## What is asked:
Return the number of lines that include the string "JSON", without any other text.
**** Provided records
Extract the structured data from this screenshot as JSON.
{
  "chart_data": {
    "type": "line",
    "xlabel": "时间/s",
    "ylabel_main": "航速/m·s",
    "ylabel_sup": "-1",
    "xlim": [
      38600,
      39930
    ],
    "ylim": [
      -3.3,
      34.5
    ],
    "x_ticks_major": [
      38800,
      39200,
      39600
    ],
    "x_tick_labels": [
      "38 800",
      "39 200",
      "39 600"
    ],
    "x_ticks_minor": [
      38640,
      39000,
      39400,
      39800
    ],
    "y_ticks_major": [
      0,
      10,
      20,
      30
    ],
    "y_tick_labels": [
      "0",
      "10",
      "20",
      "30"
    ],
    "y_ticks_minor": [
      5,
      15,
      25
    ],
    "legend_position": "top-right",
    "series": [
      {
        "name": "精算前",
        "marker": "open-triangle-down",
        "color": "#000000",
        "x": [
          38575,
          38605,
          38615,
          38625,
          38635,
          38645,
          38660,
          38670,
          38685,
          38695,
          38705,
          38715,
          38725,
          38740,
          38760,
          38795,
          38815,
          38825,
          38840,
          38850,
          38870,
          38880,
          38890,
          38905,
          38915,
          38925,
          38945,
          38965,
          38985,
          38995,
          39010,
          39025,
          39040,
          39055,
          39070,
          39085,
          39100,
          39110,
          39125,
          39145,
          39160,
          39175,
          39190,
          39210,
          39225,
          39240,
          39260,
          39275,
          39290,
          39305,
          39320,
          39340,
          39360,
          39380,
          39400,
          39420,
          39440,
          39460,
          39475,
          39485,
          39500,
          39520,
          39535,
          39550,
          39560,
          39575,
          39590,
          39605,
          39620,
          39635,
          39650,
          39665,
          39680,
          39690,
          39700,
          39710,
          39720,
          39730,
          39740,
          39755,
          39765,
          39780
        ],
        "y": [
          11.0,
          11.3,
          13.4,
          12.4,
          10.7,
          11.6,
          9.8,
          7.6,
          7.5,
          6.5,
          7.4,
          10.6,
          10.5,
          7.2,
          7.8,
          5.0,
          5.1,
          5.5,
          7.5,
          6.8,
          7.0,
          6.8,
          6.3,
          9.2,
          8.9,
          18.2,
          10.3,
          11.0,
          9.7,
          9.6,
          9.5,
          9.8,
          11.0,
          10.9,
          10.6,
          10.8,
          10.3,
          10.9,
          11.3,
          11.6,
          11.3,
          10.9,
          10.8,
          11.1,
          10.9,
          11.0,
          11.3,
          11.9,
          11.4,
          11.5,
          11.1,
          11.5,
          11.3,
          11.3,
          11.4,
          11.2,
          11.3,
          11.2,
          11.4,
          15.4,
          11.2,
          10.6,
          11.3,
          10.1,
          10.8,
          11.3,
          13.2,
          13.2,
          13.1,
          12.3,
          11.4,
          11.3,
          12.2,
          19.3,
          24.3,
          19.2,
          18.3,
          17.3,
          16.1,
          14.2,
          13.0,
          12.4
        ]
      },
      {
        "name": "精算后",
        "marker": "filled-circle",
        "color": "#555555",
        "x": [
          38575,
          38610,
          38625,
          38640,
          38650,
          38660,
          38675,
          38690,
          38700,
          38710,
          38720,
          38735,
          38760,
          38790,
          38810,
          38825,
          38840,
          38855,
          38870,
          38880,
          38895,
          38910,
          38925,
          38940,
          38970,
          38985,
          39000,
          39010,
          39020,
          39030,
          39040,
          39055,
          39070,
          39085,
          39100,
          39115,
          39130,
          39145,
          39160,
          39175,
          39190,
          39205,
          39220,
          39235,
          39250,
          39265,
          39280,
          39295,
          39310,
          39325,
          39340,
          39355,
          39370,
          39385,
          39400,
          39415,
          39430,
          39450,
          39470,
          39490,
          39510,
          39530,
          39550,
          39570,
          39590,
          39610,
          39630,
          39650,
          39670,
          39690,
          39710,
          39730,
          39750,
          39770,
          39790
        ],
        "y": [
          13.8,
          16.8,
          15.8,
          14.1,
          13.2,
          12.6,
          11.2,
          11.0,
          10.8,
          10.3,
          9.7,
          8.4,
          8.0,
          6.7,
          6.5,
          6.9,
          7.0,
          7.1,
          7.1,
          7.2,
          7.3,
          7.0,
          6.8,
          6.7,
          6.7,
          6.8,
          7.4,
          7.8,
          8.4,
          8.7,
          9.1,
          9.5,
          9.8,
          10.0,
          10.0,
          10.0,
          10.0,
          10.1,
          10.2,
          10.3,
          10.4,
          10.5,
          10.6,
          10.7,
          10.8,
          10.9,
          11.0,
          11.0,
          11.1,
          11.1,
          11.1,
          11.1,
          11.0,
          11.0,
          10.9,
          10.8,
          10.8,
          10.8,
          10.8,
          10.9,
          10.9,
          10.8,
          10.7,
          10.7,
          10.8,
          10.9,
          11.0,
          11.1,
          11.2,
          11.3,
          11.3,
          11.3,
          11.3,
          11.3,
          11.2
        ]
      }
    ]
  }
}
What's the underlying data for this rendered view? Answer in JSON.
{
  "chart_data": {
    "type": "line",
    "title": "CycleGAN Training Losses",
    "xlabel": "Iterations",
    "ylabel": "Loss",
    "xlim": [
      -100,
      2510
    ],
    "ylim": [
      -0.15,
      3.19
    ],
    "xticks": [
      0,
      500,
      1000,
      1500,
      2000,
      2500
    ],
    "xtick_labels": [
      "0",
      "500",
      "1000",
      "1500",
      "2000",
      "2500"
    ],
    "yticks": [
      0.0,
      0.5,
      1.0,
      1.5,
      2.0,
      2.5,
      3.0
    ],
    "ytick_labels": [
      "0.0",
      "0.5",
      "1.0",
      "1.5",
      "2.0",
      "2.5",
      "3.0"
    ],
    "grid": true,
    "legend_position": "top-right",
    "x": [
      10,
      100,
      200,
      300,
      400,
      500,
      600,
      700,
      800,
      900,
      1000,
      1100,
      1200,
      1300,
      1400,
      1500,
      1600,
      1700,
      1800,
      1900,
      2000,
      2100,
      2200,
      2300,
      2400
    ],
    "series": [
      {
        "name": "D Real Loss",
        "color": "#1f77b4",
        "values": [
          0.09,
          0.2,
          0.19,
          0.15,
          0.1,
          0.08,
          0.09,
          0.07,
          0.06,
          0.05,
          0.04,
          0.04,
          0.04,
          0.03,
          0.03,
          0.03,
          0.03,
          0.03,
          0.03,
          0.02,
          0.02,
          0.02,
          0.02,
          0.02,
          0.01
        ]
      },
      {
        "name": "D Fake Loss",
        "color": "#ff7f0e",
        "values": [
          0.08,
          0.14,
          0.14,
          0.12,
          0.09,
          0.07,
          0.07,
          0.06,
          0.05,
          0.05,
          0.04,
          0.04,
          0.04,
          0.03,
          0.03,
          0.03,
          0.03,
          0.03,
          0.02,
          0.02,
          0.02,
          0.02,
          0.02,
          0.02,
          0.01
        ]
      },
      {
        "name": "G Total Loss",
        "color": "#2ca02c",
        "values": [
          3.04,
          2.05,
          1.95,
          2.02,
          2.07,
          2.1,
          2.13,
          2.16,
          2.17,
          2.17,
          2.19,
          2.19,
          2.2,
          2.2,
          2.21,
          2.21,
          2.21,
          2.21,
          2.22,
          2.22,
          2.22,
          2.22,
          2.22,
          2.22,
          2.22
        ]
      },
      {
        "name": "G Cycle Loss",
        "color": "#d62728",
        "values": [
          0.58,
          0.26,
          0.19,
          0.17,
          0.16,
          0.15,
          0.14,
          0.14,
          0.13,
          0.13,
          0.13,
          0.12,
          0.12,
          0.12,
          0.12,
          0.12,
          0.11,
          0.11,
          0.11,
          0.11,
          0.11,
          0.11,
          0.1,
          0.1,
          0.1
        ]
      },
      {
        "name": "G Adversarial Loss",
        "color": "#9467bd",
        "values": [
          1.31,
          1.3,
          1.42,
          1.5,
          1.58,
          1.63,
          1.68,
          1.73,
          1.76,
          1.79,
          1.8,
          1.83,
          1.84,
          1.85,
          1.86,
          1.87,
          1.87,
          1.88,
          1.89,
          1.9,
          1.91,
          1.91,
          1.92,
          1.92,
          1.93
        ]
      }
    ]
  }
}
********
## Task answer:
2